Of the 39 households, 46.2% of which had children under the age of 18 living with them, 71.8% were married couples living together, 10.3% were cohabitating couples, 7.7% had a female householder with no spouse or partner present and 10.3% had a male householder with no spouse or partner present. 10.3% of all households were non-families. 5.1% of all households were made up of individuals, 2.6% had someone living alone who was 65 years old or older.

The median age in the city was 31.0 years. 33.7% of the residents were under the age of 20; 3.3% were between the ages of 20 and 24; 25.0% were from 25 and 44; 23.9% were from 45 and 64; and 14.1% were 65 years of age or older. The gender makeup of the city was 45.7% male and 54.3% female.

===2010 census===
As of the census of 2010, there were 86 people, 38 households, and 25 families living in the city. The population density was 661.5 PD/sqmi. There were 40 housing units at an average density of 307.7 /sqmi. The racial makeup of the city was 97.7% White and 2.3% from two or more races.

There were 38 households, of which 31.6% had children under the age of 18 living with them, 50.0% were married couples living together, 5.3% had a female householder with no husband present, 10.5% had a male householder with no wife present, and 34.2% were non-families. 28.9% of all households were made up of individuals, and 10.5% had someone living alone who was 65 years of age or older. The average household size was 2.26 and the average family size was 2.68.

The median age in the city was 35 years. 22.1% of residents were under the age of 18; 8.2% were between the ages of 18 and 24; 27.9% were from 25 to 44; 24.5% were from 45 to 64; and 17.4% were 65 years of age or older. The gender makeup of the city was 48.8% male and 51.2% female.

===2000 census===
As of the census of 2000, there were 83 people, 36 households, and 24 families living in the city. The population density was 640.7 PD/sqmi. There were 40 housing units at an average density of 308.8 /sqmi. The racial makeup of the city was 100.00% White.

■ **Tasks and exercises**:
**a)** Answer these from the census excerpt:
(i) How many people lived in the city as of the 2010 census?
(ii) What was the city's racial makeup in the 2000 census?
(iii) What median age does the opening section of the excerpt give, before the 2010 census heading?
**b)** According to the census excerpt, why is the 2010 count of families lower than the count of households?
**c)** Write the next part of the census excerpt, picking up after its final sentence on the 2000 racial makeup.
The data after this point are separate from the census excerpt.

■ **Stored data entries**:
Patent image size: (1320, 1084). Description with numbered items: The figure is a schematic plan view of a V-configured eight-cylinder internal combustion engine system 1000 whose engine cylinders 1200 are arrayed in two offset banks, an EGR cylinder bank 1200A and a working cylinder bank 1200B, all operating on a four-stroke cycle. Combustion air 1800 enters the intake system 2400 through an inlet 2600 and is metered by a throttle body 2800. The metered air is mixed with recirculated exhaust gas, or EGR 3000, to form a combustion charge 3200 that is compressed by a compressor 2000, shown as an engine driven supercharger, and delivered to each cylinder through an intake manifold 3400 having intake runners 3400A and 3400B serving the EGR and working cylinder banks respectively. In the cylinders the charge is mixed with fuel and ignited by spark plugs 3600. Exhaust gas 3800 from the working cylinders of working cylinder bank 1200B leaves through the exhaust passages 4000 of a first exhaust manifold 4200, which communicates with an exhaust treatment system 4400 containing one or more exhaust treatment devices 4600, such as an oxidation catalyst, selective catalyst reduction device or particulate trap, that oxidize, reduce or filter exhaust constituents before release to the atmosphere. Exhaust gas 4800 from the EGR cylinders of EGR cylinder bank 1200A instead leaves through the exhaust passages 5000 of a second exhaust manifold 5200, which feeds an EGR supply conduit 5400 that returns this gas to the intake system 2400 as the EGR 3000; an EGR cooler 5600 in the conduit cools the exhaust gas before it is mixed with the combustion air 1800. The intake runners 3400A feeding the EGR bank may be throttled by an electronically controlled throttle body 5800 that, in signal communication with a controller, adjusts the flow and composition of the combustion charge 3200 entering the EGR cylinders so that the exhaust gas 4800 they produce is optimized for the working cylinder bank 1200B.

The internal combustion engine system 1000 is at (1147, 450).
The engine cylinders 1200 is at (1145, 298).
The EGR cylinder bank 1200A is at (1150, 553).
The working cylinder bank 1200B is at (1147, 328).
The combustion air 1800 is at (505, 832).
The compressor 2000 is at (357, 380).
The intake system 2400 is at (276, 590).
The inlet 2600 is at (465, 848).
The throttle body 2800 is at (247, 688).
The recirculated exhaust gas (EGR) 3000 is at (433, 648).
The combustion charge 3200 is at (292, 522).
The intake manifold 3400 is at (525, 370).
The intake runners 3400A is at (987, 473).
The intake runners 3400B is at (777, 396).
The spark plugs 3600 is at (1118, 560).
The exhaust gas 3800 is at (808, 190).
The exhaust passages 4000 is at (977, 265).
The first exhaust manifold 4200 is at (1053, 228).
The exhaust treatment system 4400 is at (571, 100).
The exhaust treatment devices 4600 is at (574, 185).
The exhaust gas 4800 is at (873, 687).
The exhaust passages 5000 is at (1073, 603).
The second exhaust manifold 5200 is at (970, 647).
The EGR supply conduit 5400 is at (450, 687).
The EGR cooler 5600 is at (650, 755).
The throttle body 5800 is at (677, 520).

■ **Results of the tasks**:
**a)**
(i) 86 people
(ii) 100.00% White
(iii) 31.0 years

**b)** In 2010, 34.2% of the 38 households were non-families. Only the remaining households were families, so the city had 25 families against 38 households.

**c)**
There were 36 households, out of which 27.8% had children under the age of 18 living with them, 66.7% were married couples living together, 2.8% had a female householder with no husband present, and 30.6% were non-families. 27.8% of all households were made up of individuals, and 19.4% had someone living alone who was 65 years of age or older. The average household size was 2.31 and the average family size was 2.84.

In the city, the population was spread out, with 20.5% under the age of 18, 7.2% from 18 to 24, 26.5% from 25 to 44, 26.5% from 45 to 64, and 19.3% who were 65 years of age or older. The median age was 40 years. For every 100 females, there were 88.6 males. For every 100 females age 18 and over, there were 83.3 males.

The median income for a household in the city was $36,250, and the median income for a family was $43,750. Males had a median income of $33,750 versus $21,875 for females. The per capita income for the city was $18,830. There were no families and 2.7% of the population living below the poverty line, including no under eighteens and none of those over 64.

==Education==
H-L-V Community School District operates area public schools.